Records excerpted from a collection:
· · · · · · ·
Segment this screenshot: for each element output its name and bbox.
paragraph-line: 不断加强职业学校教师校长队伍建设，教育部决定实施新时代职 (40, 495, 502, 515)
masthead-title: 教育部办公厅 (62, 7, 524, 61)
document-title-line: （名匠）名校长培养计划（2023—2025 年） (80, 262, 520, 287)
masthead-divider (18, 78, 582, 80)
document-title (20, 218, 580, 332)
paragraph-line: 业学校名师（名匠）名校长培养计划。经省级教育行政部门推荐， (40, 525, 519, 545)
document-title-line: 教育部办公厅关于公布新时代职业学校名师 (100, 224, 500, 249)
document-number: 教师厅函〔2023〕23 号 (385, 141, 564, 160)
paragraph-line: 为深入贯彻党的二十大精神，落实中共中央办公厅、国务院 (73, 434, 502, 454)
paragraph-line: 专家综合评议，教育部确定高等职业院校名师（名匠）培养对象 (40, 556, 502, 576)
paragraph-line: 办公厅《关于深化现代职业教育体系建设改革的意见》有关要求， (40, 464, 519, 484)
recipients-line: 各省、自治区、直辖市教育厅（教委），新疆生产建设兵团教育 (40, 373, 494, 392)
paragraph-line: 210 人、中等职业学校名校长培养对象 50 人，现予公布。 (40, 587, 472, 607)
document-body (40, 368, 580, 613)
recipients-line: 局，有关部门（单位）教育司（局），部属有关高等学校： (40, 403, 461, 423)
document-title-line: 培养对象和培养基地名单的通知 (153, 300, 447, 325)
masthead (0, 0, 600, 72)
· · · · · · ·
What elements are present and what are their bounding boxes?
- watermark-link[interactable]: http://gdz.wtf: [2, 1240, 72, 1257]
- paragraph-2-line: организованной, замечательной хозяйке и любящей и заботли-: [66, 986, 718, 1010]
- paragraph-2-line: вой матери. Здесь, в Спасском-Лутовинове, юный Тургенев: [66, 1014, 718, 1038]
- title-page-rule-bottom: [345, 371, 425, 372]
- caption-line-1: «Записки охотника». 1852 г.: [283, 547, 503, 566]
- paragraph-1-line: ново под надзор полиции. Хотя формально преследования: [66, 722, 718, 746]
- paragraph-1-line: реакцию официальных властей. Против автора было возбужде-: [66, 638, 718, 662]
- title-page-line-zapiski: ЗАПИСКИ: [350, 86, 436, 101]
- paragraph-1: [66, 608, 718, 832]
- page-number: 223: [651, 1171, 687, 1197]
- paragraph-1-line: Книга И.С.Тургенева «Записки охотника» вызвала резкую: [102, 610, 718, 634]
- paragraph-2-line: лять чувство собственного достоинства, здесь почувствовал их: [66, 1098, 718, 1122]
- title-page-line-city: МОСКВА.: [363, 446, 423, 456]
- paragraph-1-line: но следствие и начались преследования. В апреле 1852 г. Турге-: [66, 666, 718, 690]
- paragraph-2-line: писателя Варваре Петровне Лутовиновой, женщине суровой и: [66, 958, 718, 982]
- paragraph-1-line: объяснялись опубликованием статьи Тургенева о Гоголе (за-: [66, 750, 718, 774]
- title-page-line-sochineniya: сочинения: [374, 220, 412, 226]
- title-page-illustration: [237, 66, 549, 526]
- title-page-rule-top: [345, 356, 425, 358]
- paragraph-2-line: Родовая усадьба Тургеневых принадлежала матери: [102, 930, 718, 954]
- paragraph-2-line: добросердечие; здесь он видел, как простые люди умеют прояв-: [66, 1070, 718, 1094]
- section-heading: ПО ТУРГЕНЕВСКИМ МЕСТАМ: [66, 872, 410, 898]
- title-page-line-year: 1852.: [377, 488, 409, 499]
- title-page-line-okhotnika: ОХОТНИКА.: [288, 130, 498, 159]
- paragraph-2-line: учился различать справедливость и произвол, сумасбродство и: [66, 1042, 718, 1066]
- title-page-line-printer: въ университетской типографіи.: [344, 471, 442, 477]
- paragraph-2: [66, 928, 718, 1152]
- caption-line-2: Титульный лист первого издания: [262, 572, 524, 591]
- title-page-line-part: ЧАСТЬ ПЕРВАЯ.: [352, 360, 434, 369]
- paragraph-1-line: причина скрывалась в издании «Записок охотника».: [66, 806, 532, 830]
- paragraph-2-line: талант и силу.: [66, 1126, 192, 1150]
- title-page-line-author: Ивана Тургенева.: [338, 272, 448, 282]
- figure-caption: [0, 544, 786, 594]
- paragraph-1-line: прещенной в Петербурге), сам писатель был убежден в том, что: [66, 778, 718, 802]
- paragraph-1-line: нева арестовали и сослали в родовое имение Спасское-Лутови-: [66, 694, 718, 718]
· · · · · · ·
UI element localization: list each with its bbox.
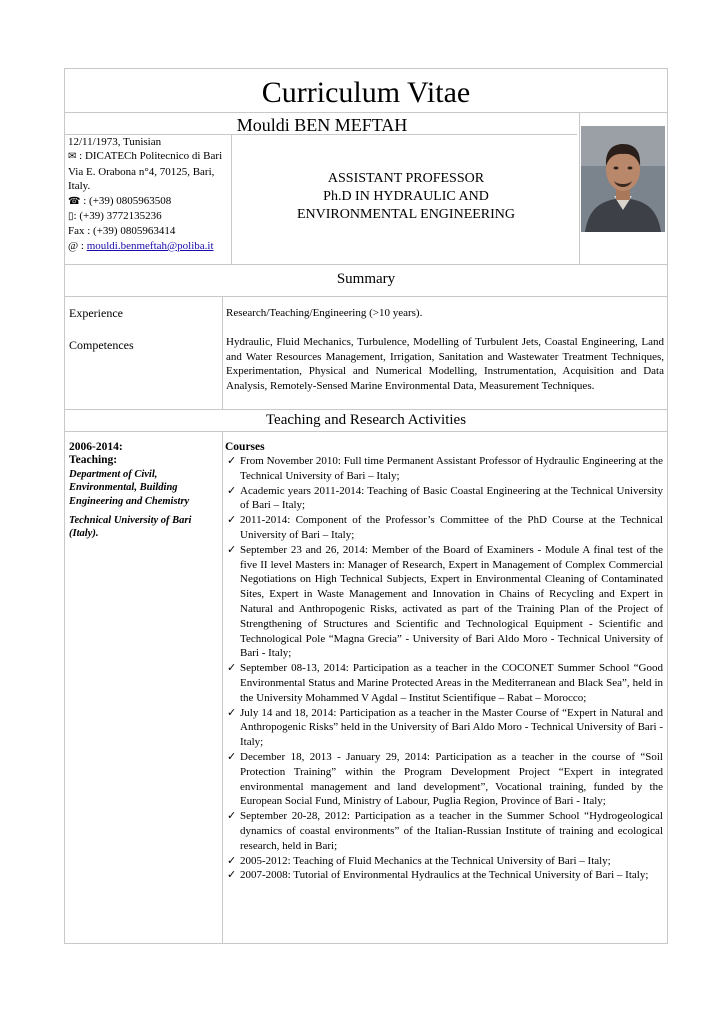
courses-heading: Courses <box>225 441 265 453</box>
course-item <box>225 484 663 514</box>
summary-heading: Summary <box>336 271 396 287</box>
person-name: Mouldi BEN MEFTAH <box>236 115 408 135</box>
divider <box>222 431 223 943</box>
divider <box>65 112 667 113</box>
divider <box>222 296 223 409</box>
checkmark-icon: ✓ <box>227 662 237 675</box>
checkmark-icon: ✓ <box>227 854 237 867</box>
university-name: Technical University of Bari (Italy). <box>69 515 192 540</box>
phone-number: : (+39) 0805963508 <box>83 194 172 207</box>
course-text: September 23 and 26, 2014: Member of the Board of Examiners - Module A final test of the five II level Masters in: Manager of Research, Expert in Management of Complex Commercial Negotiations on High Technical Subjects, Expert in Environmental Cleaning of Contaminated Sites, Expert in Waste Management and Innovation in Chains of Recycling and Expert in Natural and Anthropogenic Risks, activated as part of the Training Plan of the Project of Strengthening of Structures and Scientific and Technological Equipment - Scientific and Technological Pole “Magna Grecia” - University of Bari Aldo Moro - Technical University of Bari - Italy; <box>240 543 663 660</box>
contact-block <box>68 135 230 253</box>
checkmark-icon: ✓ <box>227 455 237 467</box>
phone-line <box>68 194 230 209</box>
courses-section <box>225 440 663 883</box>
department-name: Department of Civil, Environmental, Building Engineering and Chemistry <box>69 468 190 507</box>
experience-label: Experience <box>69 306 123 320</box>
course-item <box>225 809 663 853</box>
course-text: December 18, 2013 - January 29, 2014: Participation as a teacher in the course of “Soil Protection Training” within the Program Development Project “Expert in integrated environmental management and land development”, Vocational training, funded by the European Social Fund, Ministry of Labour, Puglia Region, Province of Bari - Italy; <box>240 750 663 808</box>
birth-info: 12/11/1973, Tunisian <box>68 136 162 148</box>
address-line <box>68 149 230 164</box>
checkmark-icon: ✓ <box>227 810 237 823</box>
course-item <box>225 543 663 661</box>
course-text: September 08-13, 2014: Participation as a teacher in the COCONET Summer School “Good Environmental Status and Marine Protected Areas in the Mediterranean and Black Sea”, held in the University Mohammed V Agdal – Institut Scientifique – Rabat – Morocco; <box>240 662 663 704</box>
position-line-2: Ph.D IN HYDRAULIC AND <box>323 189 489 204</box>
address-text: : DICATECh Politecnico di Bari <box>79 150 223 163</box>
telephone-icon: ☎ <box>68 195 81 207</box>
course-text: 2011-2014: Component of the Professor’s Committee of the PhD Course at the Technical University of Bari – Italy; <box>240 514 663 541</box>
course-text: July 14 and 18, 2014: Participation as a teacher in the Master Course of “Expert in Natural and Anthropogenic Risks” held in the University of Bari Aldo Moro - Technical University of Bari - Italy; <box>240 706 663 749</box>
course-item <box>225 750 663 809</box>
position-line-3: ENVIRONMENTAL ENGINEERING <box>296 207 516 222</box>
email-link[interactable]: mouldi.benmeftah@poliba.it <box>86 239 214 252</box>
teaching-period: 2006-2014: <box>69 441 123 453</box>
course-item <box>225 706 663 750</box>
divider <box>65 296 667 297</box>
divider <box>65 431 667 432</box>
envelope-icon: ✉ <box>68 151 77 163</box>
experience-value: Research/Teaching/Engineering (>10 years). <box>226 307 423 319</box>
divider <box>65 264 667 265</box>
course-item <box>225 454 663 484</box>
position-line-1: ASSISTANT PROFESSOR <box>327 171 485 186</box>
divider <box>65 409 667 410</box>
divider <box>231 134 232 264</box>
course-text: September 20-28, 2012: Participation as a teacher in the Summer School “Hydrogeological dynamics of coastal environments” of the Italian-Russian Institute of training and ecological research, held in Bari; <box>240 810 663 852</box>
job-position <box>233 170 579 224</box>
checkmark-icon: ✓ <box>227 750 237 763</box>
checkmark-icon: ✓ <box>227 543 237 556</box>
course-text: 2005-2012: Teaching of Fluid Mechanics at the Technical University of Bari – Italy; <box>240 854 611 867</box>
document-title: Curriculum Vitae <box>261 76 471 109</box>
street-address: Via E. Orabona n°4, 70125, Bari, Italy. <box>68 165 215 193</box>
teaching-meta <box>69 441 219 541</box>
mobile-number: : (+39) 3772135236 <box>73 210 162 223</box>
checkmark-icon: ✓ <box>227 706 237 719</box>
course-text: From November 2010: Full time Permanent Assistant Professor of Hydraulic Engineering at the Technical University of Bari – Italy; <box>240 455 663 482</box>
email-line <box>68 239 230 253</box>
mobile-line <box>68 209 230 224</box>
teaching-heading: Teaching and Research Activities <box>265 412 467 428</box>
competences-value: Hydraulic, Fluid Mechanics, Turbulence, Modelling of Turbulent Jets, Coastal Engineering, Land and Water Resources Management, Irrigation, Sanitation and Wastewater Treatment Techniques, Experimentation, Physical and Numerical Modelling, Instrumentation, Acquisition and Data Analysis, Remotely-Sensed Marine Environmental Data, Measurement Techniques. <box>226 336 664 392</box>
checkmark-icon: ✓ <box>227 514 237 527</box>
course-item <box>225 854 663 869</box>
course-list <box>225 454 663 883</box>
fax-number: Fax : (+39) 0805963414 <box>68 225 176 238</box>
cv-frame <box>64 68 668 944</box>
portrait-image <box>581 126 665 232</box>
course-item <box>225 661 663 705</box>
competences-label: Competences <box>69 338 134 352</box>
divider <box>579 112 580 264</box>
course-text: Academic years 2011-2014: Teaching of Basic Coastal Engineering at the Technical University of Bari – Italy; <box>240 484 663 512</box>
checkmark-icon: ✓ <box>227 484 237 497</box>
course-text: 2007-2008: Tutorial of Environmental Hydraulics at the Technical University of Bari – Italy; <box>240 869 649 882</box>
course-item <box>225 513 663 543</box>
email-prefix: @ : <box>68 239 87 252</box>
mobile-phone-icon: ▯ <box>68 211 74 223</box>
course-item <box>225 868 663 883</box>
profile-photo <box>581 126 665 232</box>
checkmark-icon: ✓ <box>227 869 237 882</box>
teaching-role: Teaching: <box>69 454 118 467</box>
· · · · · · ·
Exercise
Revise the part of the records that opens with the line containing "courses-heading: Courses <box>225" and closes with the line containing "checkmark-icon: ✓ <box>227 810 237 823</box>", replacing "Technical University of Bari" with "Polytechnic University of Bari" and leaving everything else unchanged.

The solution
courses-heading: Courses <box>225 441 265 453</box>
course-item <box>225 484 663 514</box>
summary-heading: Summary <box>336 271 396 287</box>
person-name: Mouldi BEN MEFTAH <box>236 115 408 135</box>
divider <box>222 431 223 943</box>
divider <box>65 112 667 113</box>
divider <box>222 296 223 409</box>
checkmark-icon: ✓ <box>227 662 237 675</box>
checkmark-icon: ✓ <box>227 854 237 867</box>
university-name: Polytechnic University of Bari (Italy). <box>69 515 192 540</box>
phone-number: : (+39) 0805963508 <box>83 194 172 207</box>
course-text: September 23 and 26, 2014: Member of the Board of Examiners - Module A final test of the five II level Masters in: Manager of Research, Expert in Management of Complex Commercial Negotiations on High Technical Subjects, Expert in Environmental Cleaning of Contaminated Sites, Expert in Waste Management and Innovation in Chains of Recycling and Expert in Natural and Anthropogenic Risks, activated as part of the Training Plan of the Project of Strengthening of Structures and Scientific and Technological Equipment - Scientific and Technological Pole “Magna Grecia” - University of Bari Aldo Moro - Polytechnic University of Bari - Italy; <box>240 543 663 660</box>
contact-block <box>68 135 230 253</box>
checkmark-icon: ✓ <box>227 455 237 467</box>
phone-line <box>68 194 230 209</box>
courses-section <box>225 440 663 883</box>
department-name: Department of Civil, Environmental, Building Engineering and Chemistry <box>69 468 190 507</box>
experience-label: Experience <box>69 306 123 320</box>
course-item <box>225 809 663 853</box>
course-text: December 18, 2013 - January 29, 2014: Participation as a teacher in the course of “Soil Protection Training” within the Program Development Project “Expert in integrated environmental management and land development”, Vocational training, funded by the European Social Fund, Ministry of Labour, Puglia Region, Province of Bari - Italy; <box>240 750 663 808</box>
birth-info: 12/11/1973, Tunisian <box>68 136 162 148</box>
address-line <box>68 149 230 164</box>
checkmark-icon: ✓ <box>227 810 237 823</box>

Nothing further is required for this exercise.